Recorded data
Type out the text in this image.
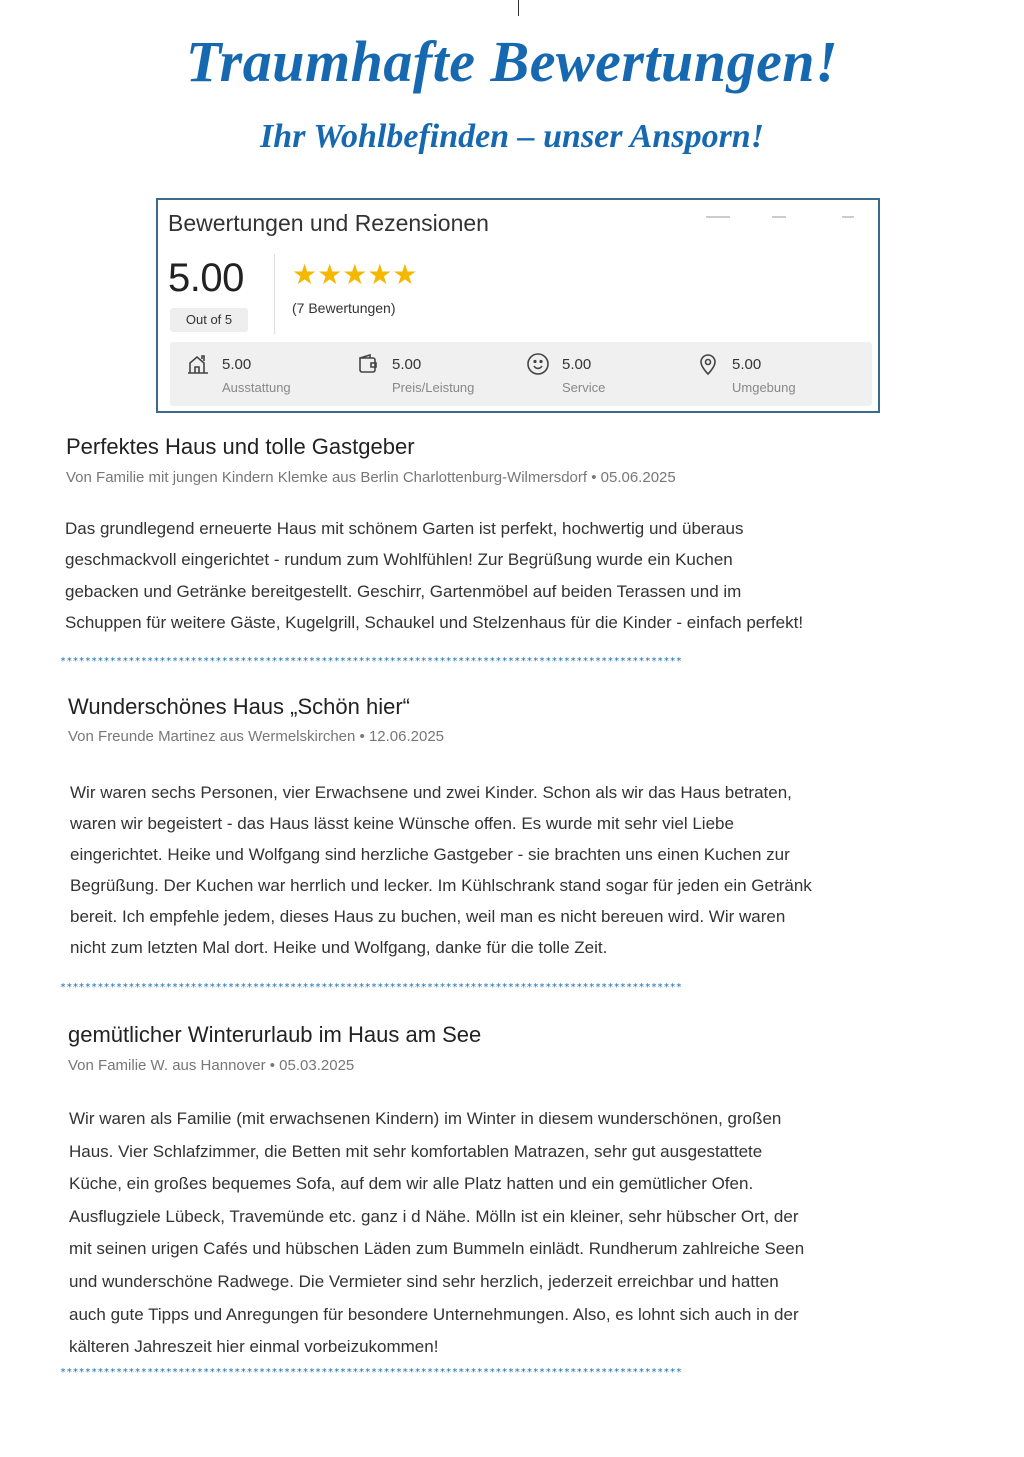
Traumhafte Bewertungen!
Ihr Wohlbefinden – unser Ansporn!
Bewertungen und Rezensionen
5.00
Out of 5
★★★★★
(7 Bewertungen)
5.00
Ausstattung
5.00
Preis/Leistung
5.00
Service
5.00
Umgebung
Perfektes Haus und tolle Gastgeber
Von Familie mit jungen Kindern Klemke aus Berlin Charlottenburg-Wilmersdorf • 05.06.2025
Das grundlegend erneuerte Haus mit schönem Garten ist perfekt, hochwertig und überaus
geschmackvoll eingerichtet - rundum zum Wohlfühlen! Zur Begrüßung wurde ein Kuchen
gebacken und Getränke bereitgestellt. Geschirr, Gartenmöbel auf beiden Terassen und im
Schuppen für weitere Gäste, Kugelgrill, Schaukel und Stelzenhaus für die Kinder - einfach perfekt!
****************************************************************************************************
Wunderschönes Haus „Schön hier“
Von Freunde Martinez aus Wermelskirchen • 12.06.2025
Wir waren sechs Personen, vier Erwachsene und zwei Kinder. Schon als wir das Haus betraten,
waren wir begeistert - das Haus lässt keine Wünsche offen. Es wurde mit sehr viel Liebe
eingerichtet. Heike und Wolfgang sind herzliche Gastgeber - sie brachten uns einen Kuchen zur
Begrüßung. Der Kuchen war herrlich und lecker. Im Kühlschrank stand sogar für jeden ein Getränk
bereit. Ich empfehle jedem, dieses Haus zu buchen, weil man es nicht bereuen wird. Wir waren
nicht zum letzten Mal dort. Heike und Wolfgang, danke für die tolle Zeit.
****************************************************************************************************
gemütlicher Winterurlaub im Haus am See
Von Familie W. aus Hannover • 05.03.2025
Wir waren als Familie (mit erwachsenen Kindern) im Winter in diesem wunderschönen, großen
Haus. Vier Schlafzimmer, die Betten mit sehr komfortablen Matrazen, sehr gut ausgestattete
Küche, ein großes bequemes Sofa, auf dem wir alle Platz hatten und ein gemütlicher Ofen.
Ausflugziele Lübeck, Travemünde etc. ganz i d Nähe. Mölln ist ein kleiner, sehr hübscher Ort, der
mit seinen urigen Cafés und hübschen Läden zum Bummeln einlädt. Rundherum zahlreiche Seen
und wunderschöne Radwege. Die Vermieter sind sehr herzlich, jederzeit erreichbar und hatten
auch gute Tipps und Anregungen für besondere Unternehmungen. Also, es lohnt sich auch in der
kälteren Jahreszeit hier einmal vorbeizukommen!
****************************************************************************************************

- WHAT TO PRODUCE
Set the listing down in full and exactly. Pictures within it should not appear in the copy.

- RESPONSE TO THIS TASK
Type out the text in this image.
Traumhafte Bewertungen!
Ihr Wohlbefinden – unser Ansporn!
Bewertungen und Rezensionen
5.00
Out of 5
★★★★★
(7 Bewertungen)
5.00
Ausstattung
5.00
Preis/Leistung
5.00
Service
5.00
Umgebung
Perfektes Haus und tolle Gastgeber
Von Familie mit jungen Kindern Klemke aus Berlin Charlottenburg-Wilmersdorf • 05.06.2025
Das grundlegend erneuerte Haus mit schönem Garten ist perfekt, hochwertig und überaus
geschmackvoll eingerichtet - rundum zum Wohlfühlen! Zur Begrüßung wurde ein Kuchen
gebacken und Getränke bereitgestellt. Geschirr, Gartenmöbel auf beiden Terassen und im
Schuppen für weitere Gäste, Kugelgrill, Schaukel und Stelzenhaus für die Kinder - einfach perfekt!
****************************************************************************************************
Wunderschönes Haus „Schön hier“
Von Freunde Martinez aus Wermelskirchen • 12.06.2025
Wir waren sechs Personen, vier Erwachsene und zwei Kinder. Schon als wir das Haus betraten,
waren wir begeistert - das Haus lässt keine Wünsche offen. Es wurde mit sehr viel Liebe
eingerichtet. Heike und Wolfgang sind herzliche Gastgeber - sie brachten uns einen Kuchen zur
Begrüßung. Der Kuchen war herrlich und lecker. Im Kühlschrank stand sogar für jeden ein Getränk
bereit. Ich empfehle jedem, dieses Haus zu buchen, weil man es nicht bereuen wird. Wir waren
nicht zum letzten Mal dort. Heike und Wolfgang, danke für die tolle Zeit.
****************************************************************************************************
gemütlicher Winterurlaub im Haus am See
Von Familie W. aus Hannover • 05.03.2025
Wir waren als Familie (mit erwachsenen Kindern) im Winter in diesem wunderschönen, großen
Haus. Vier Schlafzimmer, die Betten mit sehr komfortablen Matrazen, sehr gut ausgestattete
Küche, ein großes bequemes Sofa, auf dem wir alle Platz hatten und ein gemütlicher Ofen.
Ausflugziele Lübeck, Travemünde etc. ganz i d Nähe. Mölln ist ein kleiner, sehr hübscher Ort, der
mit seinen urigen Cafés und hübschen Läden zum Bummeln einlädt. Rundherum zahlreiche Seen
und wunderschöne Radwege. Die Vermieter sind sehr herzlich, jederzeit erreichbar und hatten
auch gute Tipps und Anregungen für besondere Unternehmungen. Also, es lohnt sich auch in der
kälteren Jahreszeit hier einmal vorbeizukommen!
****************************************************************************************************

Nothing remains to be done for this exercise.